━━━━━ RECORDS PROVIDED ━━━━━
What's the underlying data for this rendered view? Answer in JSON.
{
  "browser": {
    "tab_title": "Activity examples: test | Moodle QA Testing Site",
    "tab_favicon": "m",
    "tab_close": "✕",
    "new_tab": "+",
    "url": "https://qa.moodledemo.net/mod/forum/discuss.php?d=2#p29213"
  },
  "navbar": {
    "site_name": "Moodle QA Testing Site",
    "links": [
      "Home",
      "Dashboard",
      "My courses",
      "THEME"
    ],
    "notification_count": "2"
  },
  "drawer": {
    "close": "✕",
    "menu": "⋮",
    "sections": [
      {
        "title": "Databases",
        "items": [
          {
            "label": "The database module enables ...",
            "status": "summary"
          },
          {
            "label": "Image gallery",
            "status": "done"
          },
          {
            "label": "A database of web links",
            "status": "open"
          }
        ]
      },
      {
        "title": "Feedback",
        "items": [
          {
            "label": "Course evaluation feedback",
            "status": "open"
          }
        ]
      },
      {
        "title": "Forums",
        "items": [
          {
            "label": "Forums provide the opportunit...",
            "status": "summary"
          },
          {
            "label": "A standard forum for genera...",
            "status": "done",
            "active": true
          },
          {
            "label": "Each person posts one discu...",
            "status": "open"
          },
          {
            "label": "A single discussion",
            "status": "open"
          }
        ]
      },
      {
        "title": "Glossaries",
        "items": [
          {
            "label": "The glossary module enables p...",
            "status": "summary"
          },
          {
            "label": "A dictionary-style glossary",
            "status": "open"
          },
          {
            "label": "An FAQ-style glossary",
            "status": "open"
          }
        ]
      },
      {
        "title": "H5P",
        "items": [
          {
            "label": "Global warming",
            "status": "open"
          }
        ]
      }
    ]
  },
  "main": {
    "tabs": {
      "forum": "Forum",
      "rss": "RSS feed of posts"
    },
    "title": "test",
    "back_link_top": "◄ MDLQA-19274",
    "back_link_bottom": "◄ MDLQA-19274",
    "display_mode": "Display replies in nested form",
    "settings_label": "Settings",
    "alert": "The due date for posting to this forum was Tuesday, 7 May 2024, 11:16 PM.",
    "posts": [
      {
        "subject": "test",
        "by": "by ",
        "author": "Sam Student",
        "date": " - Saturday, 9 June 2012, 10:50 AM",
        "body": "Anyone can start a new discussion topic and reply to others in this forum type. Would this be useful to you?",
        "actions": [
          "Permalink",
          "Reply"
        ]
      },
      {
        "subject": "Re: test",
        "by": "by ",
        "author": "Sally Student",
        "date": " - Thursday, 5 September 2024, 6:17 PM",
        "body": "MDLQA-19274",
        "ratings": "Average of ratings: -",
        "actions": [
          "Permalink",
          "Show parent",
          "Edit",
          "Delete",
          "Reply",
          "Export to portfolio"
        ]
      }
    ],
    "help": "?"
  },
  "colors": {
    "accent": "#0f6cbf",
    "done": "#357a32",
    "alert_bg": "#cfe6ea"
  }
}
━━━━━
━━━━━ RECORDS PROVIDED ━━━━━
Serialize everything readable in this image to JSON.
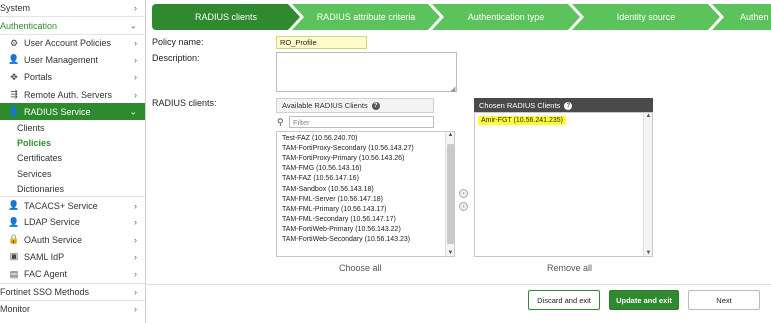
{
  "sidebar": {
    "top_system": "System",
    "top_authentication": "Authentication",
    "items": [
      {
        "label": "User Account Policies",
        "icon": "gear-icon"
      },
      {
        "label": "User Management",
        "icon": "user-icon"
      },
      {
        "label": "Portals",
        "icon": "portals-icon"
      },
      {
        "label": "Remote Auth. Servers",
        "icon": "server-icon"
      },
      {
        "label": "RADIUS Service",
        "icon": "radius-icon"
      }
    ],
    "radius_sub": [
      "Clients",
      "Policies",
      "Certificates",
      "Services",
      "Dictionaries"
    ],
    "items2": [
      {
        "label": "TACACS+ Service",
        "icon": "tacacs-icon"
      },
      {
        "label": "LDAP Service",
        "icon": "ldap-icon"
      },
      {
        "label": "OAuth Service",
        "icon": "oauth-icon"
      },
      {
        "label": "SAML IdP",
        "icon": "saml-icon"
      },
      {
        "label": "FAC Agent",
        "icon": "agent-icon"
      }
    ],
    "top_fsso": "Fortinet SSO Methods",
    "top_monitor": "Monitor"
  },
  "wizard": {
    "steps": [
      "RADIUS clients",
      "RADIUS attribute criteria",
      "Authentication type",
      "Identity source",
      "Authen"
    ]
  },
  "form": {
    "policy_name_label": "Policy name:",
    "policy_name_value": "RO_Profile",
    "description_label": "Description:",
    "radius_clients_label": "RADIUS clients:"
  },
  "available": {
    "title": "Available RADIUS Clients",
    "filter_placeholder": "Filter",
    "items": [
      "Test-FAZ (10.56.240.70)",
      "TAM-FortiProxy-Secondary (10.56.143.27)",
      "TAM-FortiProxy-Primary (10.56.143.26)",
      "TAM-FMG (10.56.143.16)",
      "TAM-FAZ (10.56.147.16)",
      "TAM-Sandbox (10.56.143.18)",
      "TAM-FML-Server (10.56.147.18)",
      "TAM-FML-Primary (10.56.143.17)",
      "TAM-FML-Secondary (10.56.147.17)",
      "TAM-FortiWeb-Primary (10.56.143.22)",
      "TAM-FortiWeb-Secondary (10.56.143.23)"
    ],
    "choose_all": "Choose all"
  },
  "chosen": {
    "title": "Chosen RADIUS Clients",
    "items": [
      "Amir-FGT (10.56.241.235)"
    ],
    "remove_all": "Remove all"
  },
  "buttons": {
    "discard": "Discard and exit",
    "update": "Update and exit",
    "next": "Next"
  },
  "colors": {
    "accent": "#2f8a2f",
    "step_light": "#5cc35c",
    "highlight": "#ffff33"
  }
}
━━━━━
INSTRUCTION
Locate all lines holding the word "FortiProxy", then copy them out.

REPLY
      "TAM-FortiProxy-Secondary (10.56.143.27)",
      "TAM-FortiProxy-Primary (10.56.143.26)",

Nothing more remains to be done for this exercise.